=== GIVEN RECORDS ===

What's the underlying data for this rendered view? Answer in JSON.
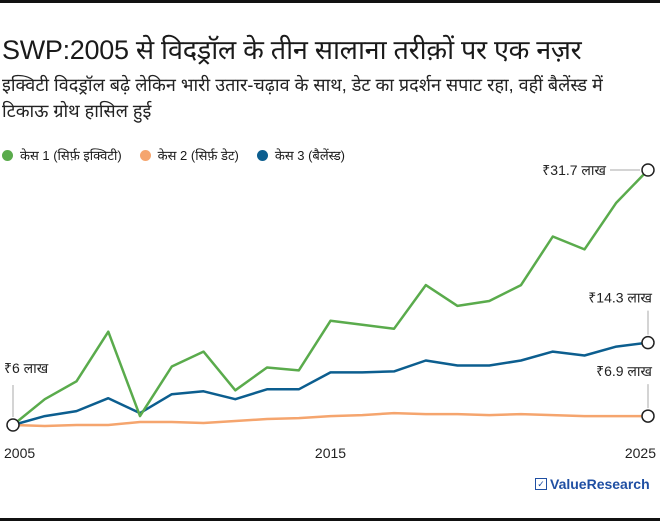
{
  "title": "SWP:2005 से विदड्रॉल के तीन सालाना तरीक़ों पर एक नज़र",
  "subtitle": "इक्विटी विदड्रॉल बढ़े लेकिन भारी उतार-चढ़ाव के साथ, डेट का प्रदर्शन सपाट रहा, वहीं बैलेंस्ड में टिकाऊ ग्रोथ हासिल हुई",
  "brand": "ValueResearch",
  "chart_data": {
    "type": "line",
    "title": "SWP:2005 से विदड्रॉल के तीन सालाना तरीक़ों पर एक नज़र",
    "x": [
      2005,
      2006,
      2007,
      2008,
      2009,
      2010,
      2011,
      2012,
      2013,
      2014,
      2015,
      2016,
      2017,
      2018,
      2019,
      2020,
      2021,
      2022,
      2023,
      2024,
      2025
    ],
    "xticks": [
      "2005",
      "2015",
      "2025"
    ],
    "ylim": [
      6,
      31.7
    ],
    "unit": "₹ लाख",
    "grid": false,
    "legend_position": "top-left",
    "series": [
      {
        "name": "केस 1 (सिर्फ़ इक्विटी)",
        "color": "#5aab4c",
        "values": [
          6,
          8.6,
          10.4,
          15.4,
          6.9,
          11.9,
          13.4,
          9.5,
          11.8,
          11.5,
          16.5,
          16.1,
          15.7,
          20.1,
          18.0,
          18.5,
          20.1,
          25.0,
          23.7,
          28.4,
          31.7
        ]
      },
      {
        "name": "केस 2 (सिर्फ़ डेट)",
        "color": "#f5a56e",
        "values": [
          6,
          5.9,
          6.0,
          6.0,
          6.3,
          6.3,
          6.2,
          6.4,
          6.6,
          6.7,
          6.9,
          7.0,
          7.2,
          7.1,
          7.1,
          7.0,
          7.1,
          7.0,
          6.9,
          6.9,
          6.9
        ]
      },
      {
        "name": "केस 3 (बैलेंस्ड)",
        "color": "#0c5e8f",
        "values": [
          6,
          6.9,
          7.4,
          8.7,
          7.2,
          9.1,
          9.4,
          8.6,
          9.6,
          9.6,
          11.3,
          11.3,
          11.4,
          12.5,
          12.0,
          12.0,
          12.5,
          13.4,
          13.0,
          13.9,
          14.3
        ]
      }
    ],
    "annotations": {
      "start": "₹6 लाख",
      "equity_end": "₹31.7 लाख",
      "balanced_end": "₹14.3 लाख",
      "debt_end": "₹6.9 लाख"
    }
  }
}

===

(YOUR TASK): Transcribe the material exactly, and leave out whatever pictures it holds.

(ANSWER IN FULL):
What's the underlying data for this rendered view? Answer in JSON.
{
  "title": "SWP:2005 से विदड्रॉल के तीन सालाना तरीक़ों पर एक नज़र",
  "subtitle": "इक्विटी विदड्रॉल बढ़े लेकिन भारी उतार-चढ़ाव के साथ, डेट का प्रदर्शन सपाट रहा, वहीं बैलेंस्ड में टिकाऊ ग्रोथ हासिल हुई",
  "brand": "ValueResearch",
  "chart_data": {
    "type": "line",
    "title": "SWP:2005 से विदड्रॉल के तीन सालाना तरीक़ों पर एक नज़र",
    "x": [
      2005,
      2006,
      2007,
      2008,
      2009,
      2010,
      2011,
      2012,
      2013,
      2014,
      2015,
      2016,
      2017,
      2018,
      2019,
      2020,
      2021,
      2022,
      2023,
      2024,
      2025
    ],
    "xticks": [
      "2005",
      "2015",
      "2025"
    ],
    "ylim": [
      6,
      31.7
    ],
    "unit": "₹ लाख",
    "grid": false,
    "legend_position": "top-left",
    "series": [
      {
        "name": "केस 1 (सिर्फ़ इक्विटी)",
        "color": "#5aab4c",
        "values": [
          6,
          8.6,
          10.4,
          15.4,
          6.9,
          11.9,
          13.4,
          9.5,
          11.8,
          11.5,
          16.5,
          16.1,
          15.7,
          20.1,
          18.0,
          18.5,
          20.1,
          25.0,
          23.7,
          28.4,
          31.7
        ]
      },
      {
        "name": "केस 2 (सिर्फ़ डेट)",
        "color": "#f5a56e",
        "values": [
          6,
          5.9,
          6.0,
          6.0,
          6.3,
          6.3,
          6.2,
          6.4,
          6.6,
          6.7,
          6.9,
          7.0,
          7.2,
          7.1,
          7.1,
          7.0,
          7.1,
          7.0,
          6.9,
          6.9,
          6.9
        ]
      },
      {
        "name": "केस 3 (बैलेंस्ड)",
        "color": "#0c5e8f",
        "values": [
          6,
          6.9,
          7.4,
          8.7,
          7.2,
          9.1,
          9.4,
          8.6,
          9.6,
          9.6,
          11.3,
          11.3,
          11.4,
          12.5,
          12.0,
          12.0,
          12.5,
          13.4,
          13.0,
          13.9,
          14.3
        ]
      }
    ],
    "annotations": {
      "start": "₹6 लाख",
      "equity_end": "₹31.7 लाख",
      "balanced_end": "₹14.3 लाख",
      "debt_end": "₹6.9 लाख"
    }
  }
}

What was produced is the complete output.